# SHORT PROBLEM:
Select from the data all lines with the word "JSON".

# SOURCE RECORDS:
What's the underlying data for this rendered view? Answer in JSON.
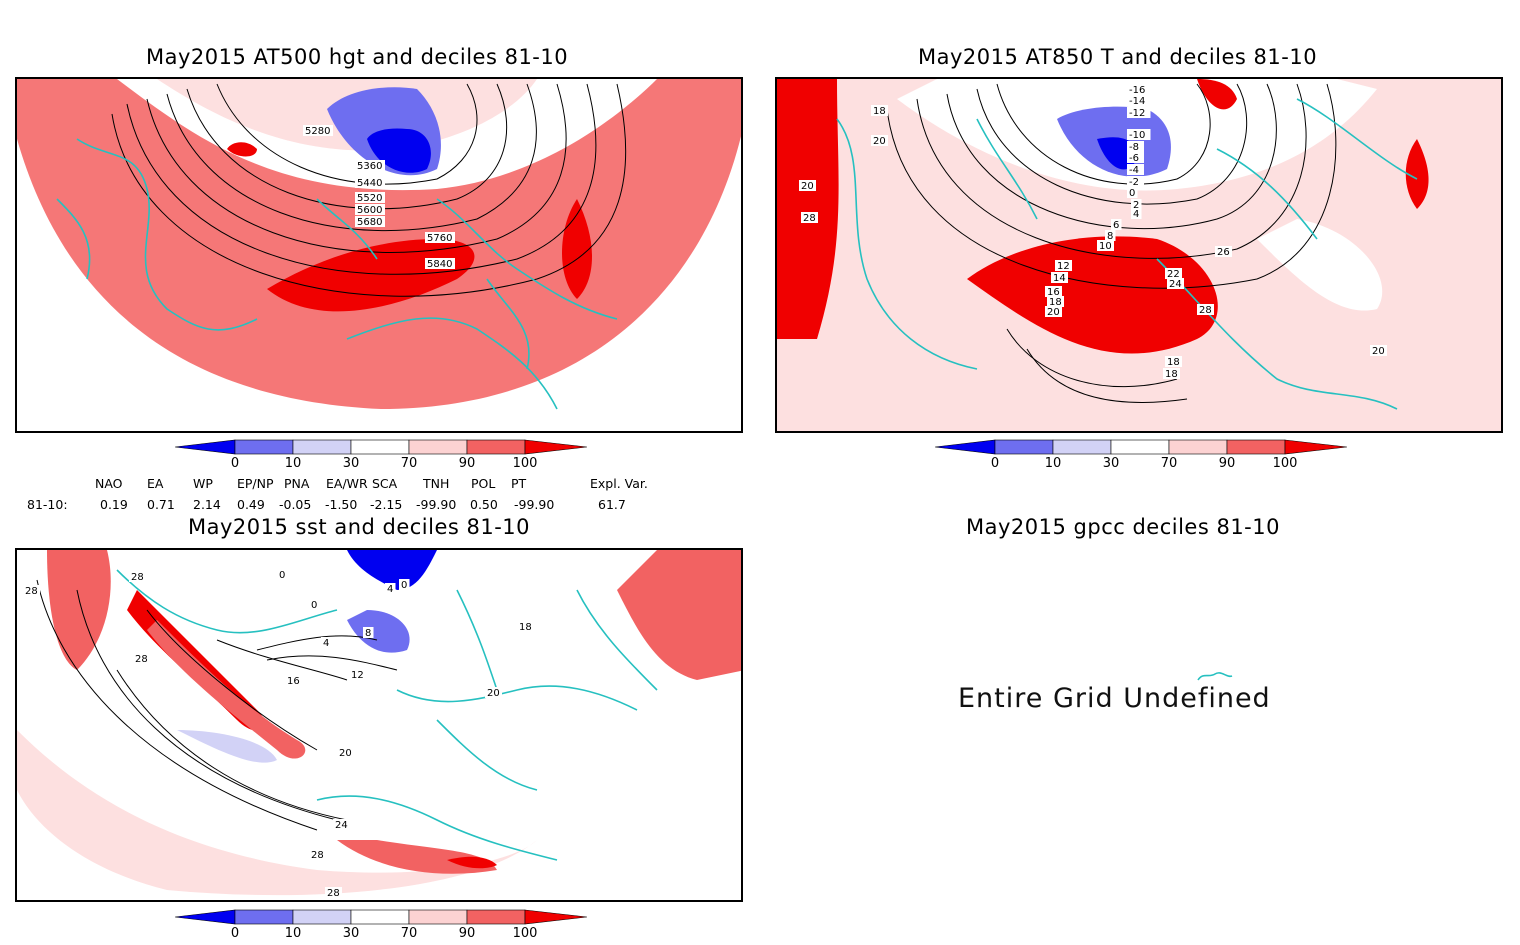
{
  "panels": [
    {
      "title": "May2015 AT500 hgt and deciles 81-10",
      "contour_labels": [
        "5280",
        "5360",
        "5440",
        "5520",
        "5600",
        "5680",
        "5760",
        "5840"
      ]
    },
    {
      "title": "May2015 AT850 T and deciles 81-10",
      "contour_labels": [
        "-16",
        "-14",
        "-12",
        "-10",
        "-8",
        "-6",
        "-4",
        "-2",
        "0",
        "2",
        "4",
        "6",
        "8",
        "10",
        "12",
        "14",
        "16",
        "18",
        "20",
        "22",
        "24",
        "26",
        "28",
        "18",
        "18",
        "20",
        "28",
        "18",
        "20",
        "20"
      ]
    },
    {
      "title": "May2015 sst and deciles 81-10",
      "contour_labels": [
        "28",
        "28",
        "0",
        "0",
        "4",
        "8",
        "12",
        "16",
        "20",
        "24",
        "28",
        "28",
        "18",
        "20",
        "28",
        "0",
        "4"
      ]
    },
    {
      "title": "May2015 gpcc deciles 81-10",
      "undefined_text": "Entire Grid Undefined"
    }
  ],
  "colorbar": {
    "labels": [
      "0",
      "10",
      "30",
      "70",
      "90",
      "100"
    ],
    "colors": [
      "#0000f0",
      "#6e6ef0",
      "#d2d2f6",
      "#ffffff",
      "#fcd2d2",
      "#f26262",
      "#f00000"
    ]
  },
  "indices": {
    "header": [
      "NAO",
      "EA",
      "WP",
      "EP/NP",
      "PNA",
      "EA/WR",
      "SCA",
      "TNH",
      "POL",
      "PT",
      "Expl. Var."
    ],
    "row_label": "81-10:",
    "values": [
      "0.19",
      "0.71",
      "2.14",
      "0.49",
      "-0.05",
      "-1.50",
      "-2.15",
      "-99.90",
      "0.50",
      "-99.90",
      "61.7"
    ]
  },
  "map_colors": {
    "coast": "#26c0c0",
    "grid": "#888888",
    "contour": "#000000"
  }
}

...

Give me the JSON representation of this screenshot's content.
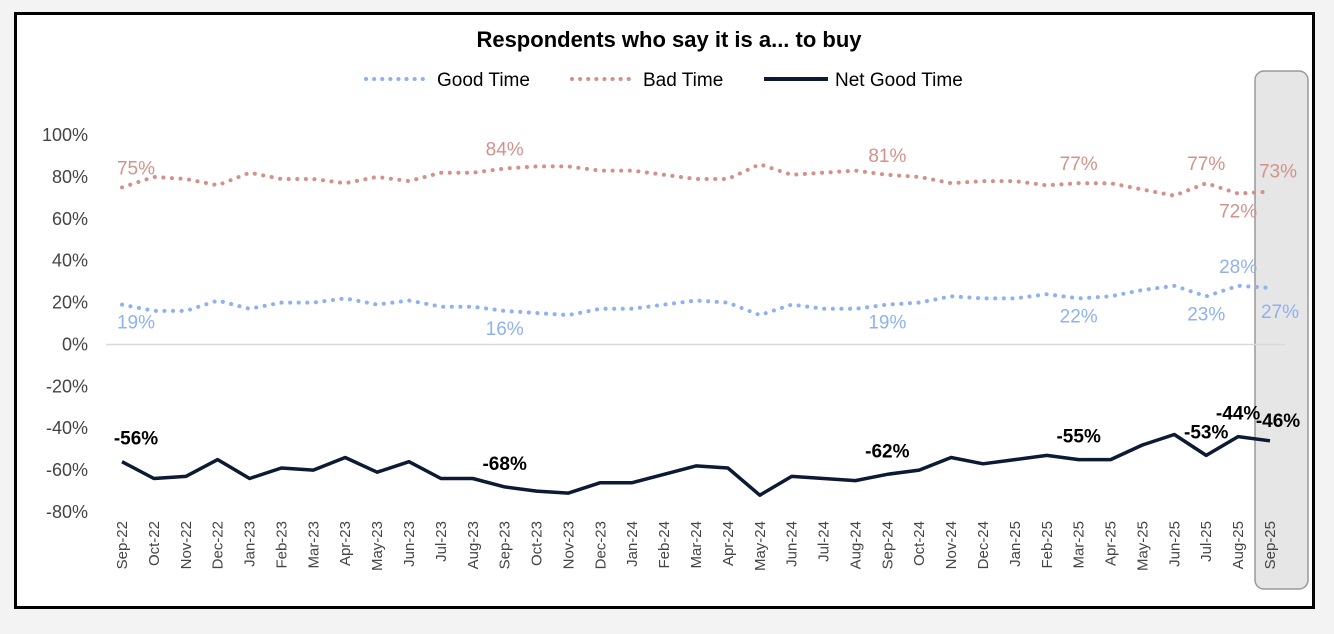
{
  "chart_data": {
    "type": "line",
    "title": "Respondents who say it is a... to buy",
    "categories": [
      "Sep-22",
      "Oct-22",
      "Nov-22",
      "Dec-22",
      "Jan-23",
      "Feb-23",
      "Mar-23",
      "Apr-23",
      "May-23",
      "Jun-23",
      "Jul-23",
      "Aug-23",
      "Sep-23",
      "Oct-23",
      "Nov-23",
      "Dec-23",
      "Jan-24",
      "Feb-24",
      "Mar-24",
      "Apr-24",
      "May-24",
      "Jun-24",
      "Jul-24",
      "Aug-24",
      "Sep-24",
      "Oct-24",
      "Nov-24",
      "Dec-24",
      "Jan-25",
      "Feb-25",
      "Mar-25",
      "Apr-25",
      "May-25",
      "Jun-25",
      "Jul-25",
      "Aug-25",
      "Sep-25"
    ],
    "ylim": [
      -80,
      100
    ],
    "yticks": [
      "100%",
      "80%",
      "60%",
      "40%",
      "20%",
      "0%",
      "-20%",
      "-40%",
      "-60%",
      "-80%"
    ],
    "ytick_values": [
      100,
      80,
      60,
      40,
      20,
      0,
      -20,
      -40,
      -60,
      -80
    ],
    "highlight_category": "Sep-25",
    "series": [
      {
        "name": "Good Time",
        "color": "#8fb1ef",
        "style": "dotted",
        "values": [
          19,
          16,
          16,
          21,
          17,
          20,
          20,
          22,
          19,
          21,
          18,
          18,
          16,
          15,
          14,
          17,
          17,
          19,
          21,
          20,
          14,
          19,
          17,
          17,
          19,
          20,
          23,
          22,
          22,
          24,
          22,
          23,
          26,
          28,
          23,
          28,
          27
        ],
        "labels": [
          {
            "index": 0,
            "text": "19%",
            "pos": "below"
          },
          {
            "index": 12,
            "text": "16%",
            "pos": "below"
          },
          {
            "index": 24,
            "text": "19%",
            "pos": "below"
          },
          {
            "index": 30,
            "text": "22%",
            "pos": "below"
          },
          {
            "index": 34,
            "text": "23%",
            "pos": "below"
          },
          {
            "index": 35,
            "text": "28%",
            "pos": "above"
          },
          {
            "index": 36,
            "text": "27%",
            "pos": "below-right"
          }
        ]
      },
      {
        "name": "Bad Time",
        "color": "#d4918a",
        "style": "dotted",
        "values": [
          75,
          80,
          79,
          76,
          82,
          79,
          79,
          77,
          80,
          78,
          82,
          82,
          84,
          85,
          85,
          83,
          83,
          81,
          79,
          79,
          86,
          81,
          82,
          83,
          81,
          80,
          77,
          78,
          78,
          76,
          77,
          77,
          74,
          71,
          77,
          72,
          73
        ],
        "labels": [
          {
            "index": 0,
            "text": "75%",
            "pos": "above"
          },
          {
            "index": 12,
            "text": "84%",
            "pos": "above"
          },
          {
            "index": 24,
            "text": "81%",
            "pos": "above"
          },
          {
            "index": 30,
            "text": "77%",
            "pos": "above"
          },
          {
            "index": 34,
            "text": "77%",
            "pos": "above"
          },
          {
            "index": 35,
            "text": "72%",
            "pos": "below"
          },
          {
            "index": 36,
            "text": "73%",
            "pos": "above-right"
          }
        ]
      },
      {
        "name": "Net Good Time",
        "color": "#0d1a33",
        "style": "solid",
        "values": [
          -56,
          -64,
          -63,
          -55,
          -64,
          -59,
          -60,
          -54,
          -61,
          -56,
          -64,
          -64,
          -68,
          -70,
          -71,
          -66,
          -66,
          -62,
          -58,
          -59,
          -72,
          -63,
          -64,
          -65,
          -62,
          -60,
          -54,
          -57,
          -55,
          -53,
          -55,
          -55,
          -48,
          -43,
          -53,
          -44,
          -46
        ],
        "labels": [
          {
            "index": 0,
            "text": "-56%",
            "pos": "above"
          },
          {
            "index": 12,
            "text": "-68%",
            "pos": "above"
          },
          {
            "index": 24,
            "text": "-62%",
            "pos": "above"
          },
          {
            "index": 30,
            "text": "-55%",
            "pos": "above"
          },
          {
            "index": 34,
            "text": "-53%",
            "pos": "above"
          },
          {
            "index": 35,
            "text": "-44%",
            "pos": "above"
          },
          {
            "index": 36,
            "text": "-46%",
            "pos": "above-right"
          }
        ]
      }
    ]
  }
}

# TASK RESPONSE:
What's the underlying data for this rendered view? Answer in JSON.
Give me the JSON representation of this screenshot's content.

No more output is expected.